══ Extracted entries ══
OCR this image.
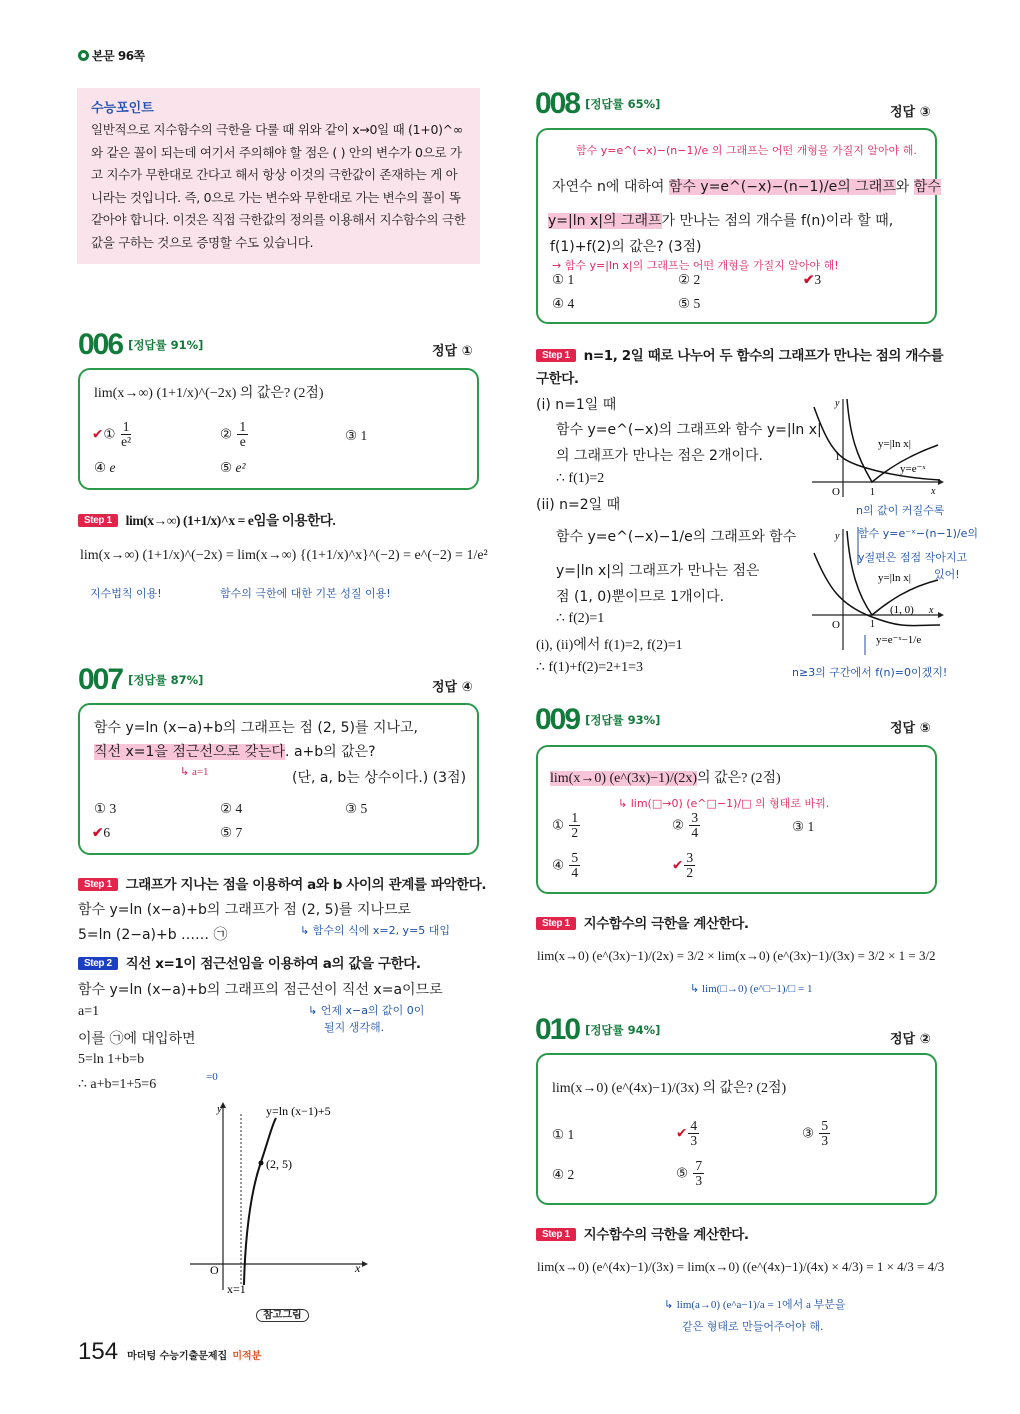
본문 96쪽
수능포인트
일반적으로 지수함수의 극한을 다룰 때 위와 같이 x→0일 때 (1+0)^∞ 와 같은 꼴이 되는데 여기서 주의해야 할 점은 ( ) 안의 변수가 0으로 가고 지수가 무한대로 간다고 해서 항상 이것의 극한값이 존재하는 게 아니라는 것입니다. 즉, 0으로 가는 변수와 무한대로 가는 변수의 꼴이 똑같아야 합니다. 이것은 직접 극한값의 정의를 이용해서 지수함수의 극한값을 구하는 것으로 증명할 수도 있습니다.
006 [정답률 91%]	정답 ①
lim(x→∞) (1+1/x)^(−2x) 의 값은? (2점)
✔① $\frac{1}{\text{e²}}$	② $\frac{1}{e}$	③ 1
④ e	⑤ e²
Step 1 lim(x→∞) (1+1/x)^x = e임을 이용한다.
lim(x→∞) (1+1/x)^(−2x) = lim(x→∞) {(1+1/x)^x}^(−2) = e^(−2) = 1/e²
지수법칙 이용!	함수의 극한에 대한 기본 성질 이용!
007 [정답률 87%]	정답 ④
함수 y=ln (x−a)+b의 그래프는 점 (2, 5)를 지나고,
직선 x=1을 점근선으로 갖는다. a+b의 값은?
↳ a=1	(단, a, b는 상수이다.) (3점)
① 3	② 4	③ 5
✔6	⑤ 7
Step 1 그래프가 지나는 점을 이용하여 a와 b 사이의 관계를 파악한다.
함수 y=ln (x−a)+b의 그래프가 점 (2, 5)를 지나므로
5=ln (2−a)+b …… ㉠	↳ 함수의 식에 x=2, y=5 대입
Step 2 직선 x=1이 점근선임을 이용하여 a의 값을 구한다.
함수 y=ln (x−a)+b의 그래프의 점근선이 직선 x=a이므로
a=1	↳ 언제 x−a의 값이 0이
될지 생각해.
이를 ㉠에 대입하면
5=ln 1+b=b
∴ a+b=1+5=6	=0
y
x
O
y=ln (x−1)+5
(2, 5)
x=1
참고그림
154 마더텅 수능기출문제집 미적분
008 [정답률 65%]
정답 ③
함수 y=e^(−x)−(n−1)/e 의 그래프는 어떤 개형을 가질지 알아야 해.
자연수 n에 대하여 함수 y=e^(−x)−(n−1)/e의 그래프와 함수
y=|ln x|의 그래프가 만나는 점의 개수를 f(n)이라 할 때,
f(1)+f(2)의 값은? (3점)
→ 함수 y=|ln x|의 그래프는 어떤 개형을 가질지 알아야 해!
① 1	② 2	✔3
④ 4	⑤ 5
Step 1 n=1, 2일 때로 나누어 두 함수의 그래프가 만나는 점의 개수를
구한다.
(i) n=1일 때
함수 y=e^(−x)의 그래프와 함수 y=|ln x|
의 그래프가 만나는 점은 2개이다.
∴ f(1)=2
(ii) n=2일 때
함수 y=e^(−x)−1/e의 그래프와 함수
y=|ln x|의 그래프가 만나는 점은
점 (1, 0)뿐이므로 1개이다.
∴ f(2)=1
(i), (ii)에서 f(1)=2, f(2)=1
∴ f(1)+f(2)=2+1=3
y
x
O	1
1
y=|ln x|
y=e⁻ˣ
n의 값이 커질수록
함수 y=e⁻ˣ−(n−1)/e의
y절편은 점점 작아지고
있어!
y
x
O	1
(1, 0)
y=|ln x|
y=e⁻ˣ−1/e
n≥3의 구간에서 f(n)=0이겠지!
009 [정답률 93%]
정답 ⑤
lim(x→0) (e^(3x)−1)/(2x)의 값은? (2점)
↳ lim(□→0) (e^□−1)/□ 의 형태로 바꿔.
① $\frac{1}{2}$	② $\frac{3}{4}$	③ 1
④ $\frac{5}{4}$	✔ $\frac{3}{2}$
Step 1 지수함수의 극한을 계산한다.
lim(x→0) (e^(3x)−1)/(2x) = 3/2 × lim(x→0) (e^(3x)−1)/(3x) = 3/2 × 1 = 3/2
↳ lim(□→0) (e^□−1)/□ = 1
010 [정답률 94%]
정답 ②
lim(x→0) (e^(4x)−1)/(3x) 의 값은? (2점)
① 1	✔ $\frac{4}{3}$	③ $\frac{5}{3}$
④ 2	⑤ $\frac{7}{3}$
Step 1 지수함수의 극한을 계산한다.
lim(x→0) (e^(4x)−1)/(3x) = lim(x→0) ((e^(4x)−1)/(4x) × 4/3) = 1 × 4/3 = 4/3
↳ lim(a→0) (e^a−1)/a = 1에서 a 부분을
같은 형태로 만들어주어야 해.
═══
To do.
Make an exact copy of the data, leaving its pictures out.

Task response.
OCR this image.
본문 96쪽
수능포인트
일반적으로 지수함수의 극한을 다룰 때 위와 같이 x→0일 때 (1+0)^∞ 와 같은 꼴이 되는데 여기서 주의해야 할 점은 ( ) 안의 변수가 0으로 가고 지수가 무한대로 간다고 해서 항상 이것의 극한값이 존재하는 게 아니라는 것입니다. 즉, 0으로 가는 변수와 무한대로 가는 변수의 꼴이 똑같아야 합니다. 이것은 직접 극한값의 정의를 이용해서 지수함수의 극한값을 구하는 것으로 증명할 수도 있습니다.
006 [정답률 91%]	정답 ①
lim(x→∞) (1+1/x)^(−2x) 의 값은? (2점)
✔① $\frac{1}{\text{e²}}$	② $\frac{1}{e}$	③ 1
④ e	⑤ e²
Step 1 lim(x→∞) (1+1/x)^x = e임을 이용한다.
lim(x→∞) (1+1/x)^(−2x) = lim(x→∞) {(1+1/x)^x}^(−2) = e^(−2) = 1/e²
지수법칙 이용!	함수의 극한에 대한 기본 성질 이용!
007 [정답률 87%]	정답 ④
함수 y=ln (x−a)+b의 그래프는 점 (2, 5)를 지나고,
직선 x=1을 점근선으로 갖는다. a+b의 값은?
↳ a=1	(단, a, b는 상수이다.) (3점)
① 3	② 4	③ 5
✔6	⑤ 7
Step 1 그래프가 지나는 점을 이용하여 a와 b 사이의 관계를 파악한다.
함수 y=ln (x−a)+b의 그래프가 점 (2, 5)를 지나므로
5=ln (2−a)+b …… ㉠	↳ 함수의 식에 x=2, y=5 대입
Step 2 직선 x=1이 점근선임을 이용하여 a의 값을 구한다.
함수 y=ln (x−a)+b의 그래프의 점근선이 직선 x=a이므로
a=1	↳ 언제 x−a의 값이 0이
될지 생각해.
이를 ㉠에 대입하면
5=ln 1+b=b
∴ a+b=1+5=6	=0
y
x
O
y=ln (x−1)+5
(2, 5)
x=1
참고그림
154 마더텅 수능기출문제집 미적분
008 [정답률 65%]
정답 ③
함수 y=e^(−x)−(n−1)/e 의 그래프는 어떤 개형을 가질지 알아야 해.
자연수 n에 대하여 함수 y=e^(−x)−(n−1)/e의 그래프와 함수
y=|ln x|의 그래프가 만나는 점의 개수를 f(n)이라 할 때,
f(1)+f(2)의 값은? (3점)
→ 함수 y=|ln x|의 그래프는 어떤 개형을 가질지 알아야 해!
① 1	② 2	✔3
④ 4	⑤ 5
Step 1 n=1, 2일 때로 나누어 두 함수의 그래프가 만나는 점의 개수를
구한다.
(i) n=1일 때
함수 y=e^(−x)의 그래프와 함수 y=|ln x|
의 그래프가 만나는 점은 2개이다.
∴ f(1)=2
(ii) n=2일 때
함수 y=e^(−x)−1/e의 그래프와 함수
y=|ln x|의 그래프가 만나는 점은
점 (1, 0)뿐이므로 1개이다.
∴ f(2)=1
(i), (ii)에서 f(1)=2, f(2)=1
∴ f(1)+f(2)=2+1=3
y
x
O	1
1
y=|ln x|
y=e⁻ˣ
n의 값이 커질수록
함수 y=e⁻ˣ−(n−1)/e의
y절편은 점점 작아지고
있어!
y
x
O	1
(1, 0)
y=|ln x|
y=e⁻ˣ−1/e
n≥3의 구간에서 f(n)=0이겠지!
009 [정답률 93%]
정답 ⑤
lim(x→0) (e^(3x)−1)/(2x)의 값은? (2점)
↳ lim(□→0) (e^□−1)/□ 의 형태로 바꿔.
① $\frac{1}{2}$	② $\frac{3}{4}$	③ 1
④ $\frac{5}{4}$	✔ $\frac{3}{2}$
Step 1 지수함수의 극한을 계산한다.
lim(x→0) (e^(3x)−1)/(2x) = 3/2 × lim(x→0) (e^(3x)−1)/(3x) = 3/2 × 1 = 3/2
↳ lim(□→0) (e^□−1)/□ = 1
010 [정답률 94%]
정답 ②
lim(x→0) (e^(4x)−1)/(3x) 의 값은? (2점)
① 1	✔ $\frac{4}{3}$	③ $\frac{5}{3}$
④ 2	⑤ $\frac{7}{3}$
Step 1 지수함수의 극한을 계산한다.
lim(x→0) (e^(4x)−1)/(3x) = lim(x→0) ((e^(4x)−1)/(4x) × 4/3) = 1 × 4/3 = 4/3
↳ lim(a→0) (e^a−1)/a = 1에서 a 부분을
같은 형태로 만들어주어야 해.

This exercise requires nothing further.